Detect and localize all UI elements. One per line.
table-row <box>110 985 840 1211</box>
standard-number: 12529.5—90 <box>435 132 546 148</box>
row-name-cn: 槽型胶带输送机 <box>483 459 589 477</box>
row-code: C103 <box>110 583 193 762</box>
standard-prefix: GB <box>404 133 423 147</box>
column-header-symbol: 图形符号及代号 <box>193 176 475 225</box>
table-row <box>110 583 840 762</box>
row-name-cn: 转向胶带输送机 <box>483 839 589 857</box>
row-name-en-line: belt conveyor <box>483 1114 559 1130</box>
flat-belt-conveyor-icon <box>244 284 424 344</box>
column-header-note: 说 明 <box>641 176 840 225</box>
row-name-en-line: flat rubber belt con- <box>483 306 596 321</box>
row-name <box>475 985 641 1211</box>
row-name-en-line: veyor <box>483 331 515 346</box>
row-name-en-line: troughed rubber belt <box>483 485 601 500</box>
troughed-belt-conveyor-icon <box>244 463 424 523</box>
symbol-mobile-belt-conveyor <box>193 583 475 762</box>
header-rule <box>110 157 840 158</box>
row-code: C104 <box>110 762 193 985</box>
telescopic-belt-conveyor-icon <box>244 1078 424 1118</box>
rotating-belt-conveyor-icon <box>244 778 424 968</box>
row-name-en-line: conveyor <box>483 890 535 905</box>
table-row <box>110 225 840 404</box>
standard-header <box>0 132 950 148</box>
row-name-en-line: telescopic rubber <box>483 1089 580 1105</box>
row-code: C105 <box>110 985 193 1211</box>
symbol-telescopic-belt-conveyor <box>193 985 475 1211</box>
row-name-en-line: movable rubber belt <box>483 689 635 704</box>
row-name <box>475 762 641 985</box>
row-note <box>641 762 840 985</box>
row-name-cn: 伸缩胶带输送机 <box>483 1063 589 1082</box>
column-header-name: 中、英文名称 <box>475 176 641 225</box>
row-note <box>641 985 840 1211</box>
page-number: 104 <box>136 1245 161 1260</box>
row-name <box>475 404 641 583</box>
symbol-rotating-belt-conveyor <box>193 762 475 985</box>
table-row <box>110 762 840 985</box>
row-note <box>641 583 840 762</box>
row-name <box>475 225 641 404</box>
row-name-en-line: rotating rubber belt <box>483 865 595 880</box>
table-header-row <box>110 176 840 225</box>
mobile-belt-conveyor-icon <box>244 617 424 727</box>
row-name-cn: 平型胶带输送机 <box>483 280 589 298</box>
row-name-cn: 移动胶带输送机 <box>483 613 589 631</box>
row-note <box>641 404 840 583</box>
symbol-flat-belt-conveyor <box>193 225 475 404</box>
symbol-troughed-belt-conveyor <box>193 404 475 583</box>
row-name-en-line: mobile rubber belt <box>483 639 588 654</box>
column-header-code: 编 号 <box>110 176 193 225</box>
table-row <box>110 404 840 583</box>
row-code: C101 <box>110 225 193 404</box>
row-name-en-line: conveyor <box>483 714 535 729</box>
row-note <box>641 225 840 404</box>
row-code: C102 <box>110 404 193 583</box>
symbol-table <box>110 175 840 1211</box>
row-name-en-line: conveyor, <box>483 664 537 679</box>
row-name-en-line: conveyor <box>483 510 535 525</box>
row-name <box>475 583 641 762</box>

───

**TASK STATEMENT**
Repeat all of the lines above, swapping each "rubber" for "fabric" and leaving everything else untouched.

**PROBLEM SOLUTION**
Detect and localize all UI elements. One per line.
table-row <box>110 985 840 1211</box>
standard-number: 12529.5—90 <box>435 132 546 148</box>
row-name-cn: 槽型胶带输送机 <box>483 459 589 477</box>
row-code: C103 <box>110 583 193 762</box>
standard-prefix: GB <box>404 133 423 147</box>
column-header-symbol: 图形符号及代号 <box>193 176 475 225</box>
table-row <box>110 583 840 762</box>
row-name-cn: 转向胶带输送机 <box>483 839 589 857</box>
row-name-en-line: belt conveyor <box>483 1114 559 1130</box>
flat-belt-conveyor-icon <box>244 284 424 344</box>
column-header-note: 说 明 <box>641 176 840 225</box>
row-name-en-line: flat fabric belt con- <box>483 306 596 321</box>
row-name <box>475 985 641 1211</box>
row-name-en-line: veyor <box>483 331 515 346</box>
row-name-en-line: troughed fabric belt <box>483 485 601 500</box>
troughed-belt-conveyor-icon <box>244 463 424 523</box>
symbol-mobile-belt-conveyor <box>193 583 475 762</box>
header-rule <box>110 157 840 158</box>
row-code: C104 <box>110 762 193 985</box>
telescopic-belt-conveyor-icon <box>244 1078 424 1118</box>
rotating-belt-conveyor-icon <box>244 778 424 968</box>
row-name-en-line: conveyor <box>483 890 535 905</box>
table-row <box>110 225 840 404</box>
standard-header <box>0 132 950 148</box>
row-name-en-line: telescopic fabric <box>483 1089 580 1105</box>
row-code: C105 <box>110 985 193 1211</box>
symbol-telescopic-belt-conveyor <box>193 985 475 1211</box>
row-name-en-line: movable fabric belt <box>483 689 635 704</box>
row-name <box>475 762 641 985</box>
row-note <box>641 762 840 985</box>
row-name-cn: 伸缩胶带输送机 <box>483 1063 589 1082</box>
column-header-name: 中、英文名称 <box>475 176 641 225</box>
row-note <box>641 985 840 1211</box>
page-number: 104 <box>136 1245 161 1260</box>
row-name <box>475 404 641 583</box>
symbol-rotating-belt-conveyor <box>193 762 475 985</box>
table-row <box>110 762 840 985</box>
row-note <box>641 583 840 762</box>
row-name <box>475 225 641 404</box>
row-name-en-line: rotating fabric belt <box>483 865 595 880</box>
table-header-row <box>110 176 840 225</box>
mobile-belt-conveyor-icon <box>244 617 424 727</box>
row-name-cn: 平型胶带输送机 <box>483 280 589 298</box>
row-name-cn: 移动胶带输送机 <box>483 613 589 631</box>
row-note <box>641 404 840 583</box>
symbol-flat-belt-conveyor <box>193 225 475 404</box>
symbol-troughed-belt-conveyor <box>193 404 475 583</box>
row-name-en-line: mobile fabric belt <box>483 639 588 654</box>
column-header-code: 编 号 <box>110 176 193 225</box>
table-row <box>110 404 840 583</box>
row-code: C101 <box>110 225 193 404</box>
row-name-en-line: conveyor <box>483 714 535 729</box>
row-note <box>641 225 840 404</box>
row-code: C102 <box>110 404 193 583</box>
symbol-table <box>110 175 840 1211</box>
row-name-en-line: conveyor, <box>483 664 537 679</box>
row-name-en-line: conveyor <box>483 510 535 525</box>
row-name <box>475 583 641 762</box>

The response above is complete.